Task to complete. Below are some records. Count the lines with "főre" in them and give nothing but the total.

>>>>>

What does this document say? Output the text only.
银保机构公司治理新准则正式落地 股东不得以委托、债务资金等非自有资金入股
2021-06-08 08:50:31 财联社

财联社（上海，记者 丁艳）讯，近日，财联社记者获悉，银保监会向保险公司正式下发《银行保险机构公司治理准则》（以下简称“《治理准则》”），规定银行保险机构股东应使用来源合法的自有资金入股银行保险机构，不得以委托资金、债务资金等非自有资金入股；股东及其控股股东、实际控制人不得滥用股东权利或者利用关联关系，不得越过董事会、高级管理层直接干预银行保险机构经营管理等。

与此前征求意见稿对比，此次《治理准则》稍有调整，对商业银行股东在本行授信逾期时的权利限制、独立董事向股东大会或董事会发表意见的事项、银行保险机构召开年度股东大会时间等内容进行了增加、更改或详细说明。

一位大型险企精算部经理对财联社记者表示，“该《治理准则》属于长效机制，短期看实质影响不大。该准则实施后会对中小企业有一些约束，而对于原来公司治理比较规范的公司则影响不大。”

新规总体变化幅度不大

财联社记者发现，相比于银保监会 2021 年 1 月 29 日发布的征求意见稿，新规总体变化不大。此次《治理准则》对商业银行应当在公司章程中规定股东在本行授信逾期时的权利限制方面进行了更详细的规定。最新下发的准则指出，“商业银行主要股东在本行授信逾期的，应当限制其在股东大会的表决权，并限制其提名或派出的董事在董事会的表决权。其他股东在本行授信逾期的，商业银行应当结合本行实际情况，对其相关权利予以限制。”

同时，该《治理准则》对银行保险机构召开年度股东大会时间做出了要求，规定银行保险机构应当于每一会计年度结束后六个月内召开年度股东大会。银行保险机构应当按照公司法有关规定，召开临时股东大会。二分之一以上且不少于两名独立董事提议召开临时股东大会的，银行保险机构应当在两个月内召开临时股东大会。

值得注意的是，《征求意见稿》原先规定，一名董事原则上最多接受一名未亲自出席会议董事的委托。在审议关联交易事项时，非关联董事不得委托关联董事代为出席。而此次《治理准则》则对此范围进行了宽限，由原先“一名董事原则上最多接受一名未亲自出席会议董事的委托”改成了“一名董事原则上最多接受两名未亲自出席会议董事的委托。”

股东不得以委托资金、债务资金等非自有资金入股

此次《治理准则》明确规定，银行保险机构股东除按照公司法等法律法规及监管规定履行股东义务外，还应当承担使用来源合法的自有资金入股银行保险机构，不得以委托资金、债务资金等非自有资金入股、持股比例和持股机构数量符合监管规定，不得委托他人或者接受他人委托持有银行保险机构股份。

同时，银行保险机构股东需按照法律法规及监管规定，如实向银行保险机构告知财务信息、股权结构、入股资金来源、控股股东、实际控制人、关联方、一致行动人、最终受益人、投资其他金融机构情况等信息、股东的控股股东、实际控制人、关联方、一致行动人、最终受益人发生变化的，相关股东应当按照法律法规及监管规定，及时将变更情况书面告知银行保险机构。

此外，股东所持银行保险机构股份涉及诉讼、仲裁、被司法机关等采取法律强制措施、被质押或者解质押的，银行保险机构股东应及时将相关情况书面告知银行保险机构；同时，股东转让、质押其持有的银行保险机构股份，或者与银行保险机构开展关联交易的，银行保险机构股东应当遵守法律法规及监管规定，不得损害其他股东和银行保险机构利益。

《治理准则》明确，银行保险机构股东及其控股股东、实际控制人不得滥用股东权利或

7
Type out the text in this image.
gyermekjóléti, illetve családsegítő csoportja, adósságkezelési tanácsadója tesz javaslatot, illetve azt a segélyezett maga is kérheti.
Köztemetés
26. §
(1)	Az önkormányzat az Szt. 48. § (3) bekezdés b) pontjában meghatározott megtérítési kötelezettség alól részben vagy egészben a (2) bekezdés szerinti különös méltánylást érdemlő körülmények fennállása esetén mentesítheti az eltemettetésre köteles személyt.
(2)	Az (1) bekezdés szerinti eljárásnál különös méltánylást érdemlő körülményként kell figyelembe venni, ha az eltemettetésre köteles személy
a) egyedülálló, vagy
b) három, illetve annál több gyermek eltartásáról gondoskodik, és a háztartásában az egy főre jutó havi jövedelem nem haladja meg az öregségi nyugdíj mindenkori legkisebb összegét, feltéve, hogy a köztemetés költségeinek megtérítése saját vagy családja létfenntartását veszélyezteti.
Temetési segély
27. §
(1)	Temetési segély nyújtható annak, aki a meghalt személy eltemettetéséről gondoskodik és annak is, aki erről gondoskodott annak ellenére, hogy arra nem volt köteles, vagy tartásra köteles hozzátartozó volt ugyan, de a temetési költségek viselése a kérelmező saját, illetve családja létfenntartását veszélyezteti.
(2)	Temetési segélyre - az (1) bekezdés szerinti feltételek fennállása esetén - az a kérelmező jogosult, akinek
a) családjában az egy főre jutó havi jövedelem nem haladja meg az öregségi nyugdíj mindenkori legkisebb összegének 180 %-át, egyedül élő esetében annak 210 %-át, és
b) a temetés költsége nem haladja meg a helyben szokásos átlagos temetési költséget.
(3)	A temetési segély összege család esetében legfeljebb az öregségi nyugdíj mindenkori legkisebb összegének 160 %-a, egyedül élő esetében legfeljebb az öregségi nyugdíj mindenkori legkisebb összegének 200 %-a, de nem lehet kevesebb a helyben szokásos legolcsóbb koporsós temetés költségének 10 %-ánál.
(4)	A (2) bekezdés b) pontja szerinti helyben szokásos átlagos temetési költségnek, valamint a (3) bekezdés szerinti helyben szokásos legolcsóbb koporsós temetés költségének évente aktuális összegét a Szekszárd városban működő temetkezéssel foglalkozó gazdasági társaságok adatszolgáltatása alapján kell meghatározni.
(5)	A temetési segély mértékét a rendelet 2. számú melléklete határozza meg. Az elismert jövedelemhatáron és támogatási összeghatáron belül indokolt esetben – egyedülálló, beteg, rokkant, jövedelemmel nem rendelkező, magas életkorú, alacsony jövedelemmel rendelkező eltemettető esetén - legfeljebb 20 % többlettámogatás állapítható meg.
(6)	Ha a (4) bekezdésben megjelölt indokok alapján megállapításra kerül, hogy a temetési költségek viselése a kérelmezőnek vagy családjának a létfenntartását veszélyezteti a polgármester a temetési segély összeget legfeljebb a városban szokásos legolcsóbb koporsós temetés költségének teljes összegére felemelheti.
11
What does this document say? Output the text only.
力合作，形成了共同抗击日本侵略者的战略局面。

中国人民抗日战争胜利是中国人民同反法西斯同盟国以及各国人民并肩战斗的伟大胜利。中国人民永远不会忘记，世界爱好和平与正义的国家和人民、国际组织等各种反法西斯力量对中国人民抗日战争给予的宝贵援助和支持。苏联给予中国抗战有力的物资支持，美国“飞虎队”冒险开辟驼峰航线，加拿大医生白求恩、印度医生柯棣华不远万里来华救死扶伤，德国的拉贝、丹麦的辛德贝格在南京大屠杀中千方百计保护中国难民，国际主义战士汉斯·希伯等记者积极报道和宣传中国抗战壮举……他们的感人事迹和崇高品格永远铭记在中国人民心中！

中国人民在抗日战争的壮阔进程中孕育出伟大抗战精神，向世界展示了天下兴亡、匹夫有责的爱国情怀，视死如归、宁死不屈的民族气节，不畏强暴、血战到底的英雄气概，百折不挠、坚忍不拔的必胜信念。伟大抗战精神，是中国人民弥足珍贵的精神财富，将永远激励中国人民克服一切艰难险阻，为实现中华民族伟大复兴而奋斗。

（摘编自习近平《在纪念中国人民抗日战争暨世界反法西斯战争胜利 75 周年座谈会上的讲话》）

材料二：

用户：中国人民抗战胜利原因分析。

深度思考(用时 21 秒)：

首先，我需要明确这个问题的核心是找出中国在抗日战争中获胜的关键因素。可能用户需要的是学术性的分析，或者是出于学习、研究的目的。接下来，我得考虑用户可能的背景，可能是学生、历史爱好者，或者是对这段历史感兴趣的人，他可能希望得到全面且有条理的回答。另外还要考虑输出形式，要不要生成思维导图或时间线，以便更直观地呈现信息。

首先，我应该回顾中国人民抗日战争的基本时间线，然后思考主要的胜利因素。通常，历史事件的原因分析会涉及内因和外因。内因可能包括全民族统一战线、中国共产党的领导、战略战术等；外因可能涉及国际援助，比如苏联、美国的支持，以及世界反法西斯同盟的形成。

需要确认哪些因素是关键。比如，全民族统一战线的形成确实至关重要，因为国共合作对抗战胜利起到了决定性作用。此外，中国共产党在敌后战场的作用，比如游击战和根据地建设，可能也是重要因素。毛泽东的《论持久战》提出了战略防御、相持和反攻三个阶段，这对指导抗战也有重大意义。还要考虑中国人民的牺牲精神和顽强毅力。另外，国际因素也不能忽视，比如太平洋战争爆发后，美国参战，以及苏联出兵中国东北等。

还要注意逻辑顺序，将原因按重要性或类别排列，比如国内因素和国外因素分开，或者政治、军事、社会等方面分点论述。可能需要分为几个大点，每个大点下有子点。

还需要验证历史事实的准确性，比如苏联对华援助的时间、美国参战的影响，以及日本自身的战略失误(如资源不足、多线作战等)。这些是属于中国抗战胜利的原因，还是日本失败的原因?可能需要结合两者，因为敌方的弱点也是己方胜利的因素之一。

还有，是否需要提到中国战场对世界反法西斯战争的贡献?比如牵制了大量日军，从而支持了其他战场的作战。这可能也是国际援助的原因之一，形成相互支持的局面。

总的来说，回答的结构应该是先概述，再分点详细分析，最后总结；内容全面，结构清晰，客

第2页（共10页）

<<<<<

Response to this exercise. 2